* _Exercise_:
Write out the listing below again, precisely as it is given.

Data items:
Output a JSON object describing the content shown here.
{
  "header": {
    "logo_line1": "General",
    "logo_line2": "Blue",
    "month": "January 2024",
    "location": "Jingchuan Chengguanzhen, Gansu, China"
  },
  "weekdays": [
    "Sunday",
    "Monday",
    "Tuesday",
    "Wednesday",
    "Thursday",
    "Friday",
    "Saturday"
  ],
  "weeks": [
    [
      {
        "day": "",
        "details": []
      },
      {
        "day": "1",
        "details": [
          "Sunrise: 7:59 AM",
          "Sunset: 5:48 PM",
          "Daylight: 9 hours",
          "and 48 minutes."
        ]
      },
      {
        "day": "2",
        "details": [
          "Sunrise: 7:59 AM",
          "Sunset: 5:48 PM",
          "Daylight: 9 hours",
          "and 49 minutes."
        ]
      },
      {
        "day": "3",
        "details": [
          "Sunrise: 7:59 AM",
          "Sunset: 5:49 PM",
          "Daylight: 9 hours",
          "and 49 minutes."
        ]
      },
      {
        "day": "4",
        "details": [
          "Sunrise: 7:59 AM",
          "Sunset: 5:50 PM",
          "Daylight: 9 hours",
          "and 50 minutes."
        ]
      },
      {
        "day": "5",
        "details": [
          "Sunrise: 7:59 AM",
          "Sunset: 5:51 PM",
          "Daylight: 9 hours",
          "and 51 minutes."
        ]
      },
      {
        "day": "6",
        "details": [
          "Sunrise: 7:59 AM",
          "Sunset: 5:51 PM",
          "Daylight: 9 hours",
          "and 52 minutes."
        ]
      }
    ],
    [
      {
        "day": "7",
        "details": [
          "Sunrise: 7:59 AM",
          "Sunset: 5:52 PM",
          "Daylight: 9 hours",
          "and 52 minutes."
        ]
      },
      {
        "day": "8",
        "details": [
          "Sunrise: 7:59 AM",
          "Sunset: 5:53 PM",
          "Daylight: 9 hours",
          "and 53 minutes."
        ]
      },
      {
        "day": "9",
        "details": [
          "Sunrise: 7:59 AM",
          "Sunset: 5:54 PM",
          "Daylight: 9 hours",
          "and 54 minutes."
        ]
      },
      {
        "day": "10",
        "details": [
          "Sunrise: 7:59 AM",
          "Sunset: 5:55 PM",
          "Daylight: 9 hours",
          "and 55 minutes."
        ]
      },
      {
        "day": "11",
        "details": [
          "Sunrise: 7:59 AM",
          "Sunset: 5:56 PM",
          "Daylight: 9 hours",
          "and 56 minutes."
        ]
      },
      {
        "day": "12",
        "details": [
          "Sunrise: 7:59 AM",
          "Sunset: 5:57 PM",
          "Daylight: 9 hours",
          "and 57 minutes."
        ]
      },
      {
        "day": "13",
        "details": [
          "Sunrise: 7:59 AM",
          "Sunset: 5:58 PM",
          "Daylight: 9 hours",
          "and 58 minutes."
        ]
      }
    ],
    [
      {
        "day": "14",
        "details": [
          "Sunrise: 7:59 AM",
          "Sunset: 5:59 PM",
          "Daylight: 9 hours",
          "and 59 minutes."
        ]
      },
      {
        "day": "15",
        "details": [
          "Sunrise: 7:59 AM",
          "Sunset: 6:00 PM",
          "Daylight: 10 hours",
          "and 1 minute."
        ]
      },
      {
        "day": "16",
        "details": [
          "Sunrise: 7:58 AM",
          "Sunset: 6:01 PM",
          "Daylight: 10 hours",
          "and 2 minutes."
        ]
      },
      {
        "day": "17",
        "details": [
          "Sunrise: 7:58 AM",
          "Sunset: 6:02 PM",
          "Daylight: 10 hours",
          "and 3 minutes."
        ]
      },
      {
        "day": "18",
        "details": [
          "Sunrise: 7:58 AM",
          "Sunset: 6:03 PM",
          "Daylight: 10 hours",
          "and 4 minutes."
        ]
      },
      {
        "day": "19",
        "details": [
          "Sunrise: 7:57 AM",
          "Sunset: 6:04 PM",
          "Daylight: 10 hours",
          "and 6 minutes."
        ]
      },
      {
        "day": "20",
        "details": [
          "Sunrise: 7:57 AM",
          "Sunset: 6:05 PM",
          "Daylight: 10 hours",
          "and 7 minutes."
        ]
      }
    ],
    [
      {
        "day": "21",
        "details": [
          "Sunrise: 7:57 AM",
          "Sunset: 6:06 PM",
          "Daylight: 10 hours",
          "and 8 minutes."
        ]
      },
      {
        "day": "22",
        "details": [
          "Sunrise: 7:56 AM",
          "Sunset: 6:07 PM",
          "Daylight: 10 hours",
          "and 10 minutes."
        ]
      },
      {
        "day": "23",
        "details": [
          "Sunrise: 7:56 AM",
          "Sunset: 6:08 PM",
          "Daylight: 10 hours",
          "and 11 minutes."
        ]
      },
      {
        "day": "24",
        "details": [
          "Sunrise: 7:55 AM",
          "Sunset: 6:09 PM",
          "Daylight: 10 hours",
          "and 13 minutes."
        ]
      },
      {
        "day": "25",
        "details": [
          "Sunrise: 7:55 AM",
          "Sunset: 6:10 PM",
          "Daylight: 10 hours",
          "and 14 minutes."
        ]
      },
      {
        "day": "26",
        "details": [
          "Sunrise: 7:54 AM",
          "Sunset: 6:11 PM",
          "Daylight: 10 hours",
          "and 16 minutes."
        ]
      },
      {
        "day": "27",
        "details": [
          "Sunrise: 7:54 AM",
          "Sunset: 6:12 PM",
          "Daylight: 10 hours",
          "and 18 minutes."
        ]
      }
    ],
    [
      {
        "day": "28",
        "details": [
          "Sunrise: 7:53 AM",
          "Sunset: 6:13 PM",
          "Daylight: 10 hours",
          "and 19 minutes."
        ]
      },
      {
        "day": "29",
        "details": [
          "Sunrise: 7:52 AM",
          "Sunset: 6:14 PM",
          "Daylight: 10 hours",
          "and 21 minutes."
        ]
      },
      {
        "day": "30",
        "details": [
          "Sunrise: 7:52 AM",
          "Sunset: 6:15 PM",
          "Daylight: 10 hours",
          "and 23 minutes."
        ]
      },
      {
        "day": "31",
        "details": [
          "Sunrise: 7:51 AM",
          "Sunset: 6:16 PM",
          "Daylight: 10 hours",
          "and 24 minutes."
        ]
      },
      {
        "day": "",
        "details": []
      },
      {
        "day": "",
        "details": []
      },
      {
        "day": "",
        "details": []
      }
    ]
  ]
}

* _Finished answer_:
Output a JSON object describing the content shown here.
{
  "header": {
    "logo_line1": "General",
    "logo_line2": "Blue",
    "month": "January 2024",
    "location": "Jingchuan Chengguanzhen, Gansu, China"
  },
  "weekdays": [
    "Sunday",
    "Monday",
    "Tuesday",
    "Wednesday",
    "Thursday",
    "Friday",
    "Saturday"
  ],
  "weeks": [
    [
      {
        "day": "",
        "details": []
      },
      {
        "day": "1",
        "details": [
          "Sunrise: 7:59 AM",
          "Sunset: 5:48 PM",
          "Daylight: 9 hours",
          "and 48 minutes."
        ]
      },
      {
        "day": "2",
        "details": [
          "Sunrise: 7:59 AM",
          "Sunset: 5:48 PM",
          "Daylight: 9 hours",
          "and 49 minutes."
        ]
      },
      {
        "day": "3",
        "details": [
          "Sunrise: 7:59 AM",
          "Sunset: 5:49 PM",
          "Daylight: 9 hours",
          "and 49 minutes."
        ]
      },
      {
        "day": "4",
        "details": [
          "Sunrise: 7:59 AM",
          "Sunset: 5:50 PM",
          "Daylight: 9 hours",
          "and 50 minutes."
        ]
      },
      {
        "day": "5",
        "details": [
          "Sunrise: 7:59 AM",
          "Sunset: 5:51 PM",
          "Daylight: 9 hours",
          "and 51 minutes."
        ]
      },
      {
        "day": "6",
        "details": [
          "Sunrise: 7:59 AM",
          "Sunset: 5:51 PM",
          "Daylight: 9 hours",
          "and 52 minutes."
        ]
      }
    ],
    [
      {
        "day": "7",
        "details": [
          "Sunrise: 7:59 AM",
          "Sunset: 5:52 PM",
          "Daylight: 9 hours",
          "and 52 minutes."
        ]
      },
      {
        "day": "8",
        "details": [
          "Sunrise: 7:59 AM",
          "Sunset: 5:53 PM",
          "Daylight: 9 hours",
          "and 53 minutes."
        ]
      },
      {
        "day": "9",
        "details": [
          "Sunrise: 7:59 AM",
          "Sunset: 5:54 PM",
          "Daylight: 9 hours",
          "and 54 minutes."
        ]
      },
      {
        "day": "10",
        "details": [
          "Sunrise: 7:59 AM",
          "Sunset: 5:55 PM",
          "Daylight: 9 hours",
          "and 55 minutes."
        ]
      },
      {
        "day": "11",
        "details": [
          "Sunrise: 7:59 AM",
          "Sunset: 5:56 PM",
          "Daylight: 9 hours",
          "and 56 minutes."
        ]
      },
      {
        "day": "12",
        "details": [
          "Sunrise: 7:59 AM",
          "Sunset: 5:57 PM",
          "Daylight: 9 hours",
          "and 57 minutes."
        ]
      },
      {
        "day": "13",
        "details": [
          "Sunrise: 7:59 AM",
          "Sunset: 5:58 PM",
          "Daylight: 9 hours",
          "and 58 minutes."
        ]
      }
    ],
    [
      {
        "day": "14",
        "details": [
          "Sunrise: 7:59 AM",
          "Sunset: 5:59 PM",
          "Daylight: 9 hours",
          "and 59 minutes."
        ]
      },
      {
        "day": "15",
        "details": [
          "Sunrise: 7:59 AM",
          "Sunset: 6:00 PM",
          "Daylight: 10 hours",
          "and 1 minute."
        ]
      },
      {
        "day": "16",
        "details": [
          "Sunrise: 7:58 AM",
          "Sunset: 6:01 PM",
          "Daylight: 10 hours",
          "and 2 minutes."
        ]
      },
      {
        "day": "17",
        "details": [
          "Sunrise: 7:58 AM",
          "Sunset: 6:02 PM",
          "Daylight: 10 hours",
          "and 3 minutes."
        ]
      },
      {
        "day": "18",
        "details": [
          "Sunrise: 7:58 AM",
          "Sunset: 6:03 PM",
          "Daylight: 10 hours",
          "and 4 minutes."
        ]
      },
      {
        "day": "19",
        "details": [
          "Sunrise: 7:57 AM",
          "Sunset: 6:04 PM",
          "Daylight: 10 hours",
          "and 6 minutes."
        ]
      },
      {
        "day": "20",
        "details": [
          "Sunrise: 7:57 AM",
          "Sunset: 6:05 PM",
          "Daylight: 10 hours",
          "and 7 minutes."
        ]
      }
    ],
    [
      {
        "day": "21",
        "details": [
          "Sunrise: 7:57 AM",
          "Sunset: 6:06 PM",
          "Daylight: 10 hours",
          "and 8 minutes."
        ]
      },
      {
        "day": "22",
        "details": [
          "Sunrise: 7:56 AM",
          "Sunset: 6:07 PM",
          "Daylight: 10 hours",
          "and 10 minutes."
        ]
      },
      {
        "day": "23",
        "details": [
          "Sunrise: 7:56 AM",
          "Sunset: 6:08 PM",
          "Daylight: 10 hours",
          "and 11 minutes."
        ]
      },
      {
        "day": "24",
        "details": [
          "Sunrise: 7:55 AM",
          "Sunset: 6:09 PM",
          "Daylight: 10 hours",
          "and 13 minutes."
        ]
      },
      {
        "day": "25",
        "details": [
          "Sunrise: 7:55 AM",
          "Sunset: 6:10 PM",
          "Daylight: 10 hours",
          "and 14 minutes."
        ]
      },
      {
        "day": "26",
        "details": [
          "Sunrise: 7:54 AM",
          "Sunset: 6:11 PM",
          "Daylight: 10 hours",
          "and 16 minutes."
        ]
      },
      {
        "day": "27",
        "details": [
          "Sunrise: 7:54 AM",
          "Sunset: 6:12 PM",
          "Daylight: 10 hours",
          "and 18 minutes."
        ]
      }
    ],
    [
      {
        "day": "28",
        "details": [
          "Sunrise: 7:53 AM",
          "Sunset: 6:13 PM",
          "Daylight: 10 hours",
          "and 19 minutes."
        ]
      },
      {
        "day": "29",
        "details": [
          "Sunrise: 7:52 AM",
          "Sunset: 6:14 PM",
          "Daylight: 10 hours",
          "and 21 minutes."
        ]
      },
      {
        "day": "30",
        "details": [
          "Sunrise: 7:52 AM",
          "Sunset: 6:15 PM",
          "Daylight: 10 hours",
          "and 23 minutes."
        ]
      },
      {
        "day": "31",
        "details": [
          "Sunrise: 7:51 AM",
          "Sunset: 6:16 PM",
          "Daylight: 10 hours",
          "and 24 minutes."
        ]
      },
      {
        "day": "",
        "details": []
      },
      {
        "day": "",
        "details": []
      },
      {
        "day": "",
        "details": []
      }
    ]
  ]
}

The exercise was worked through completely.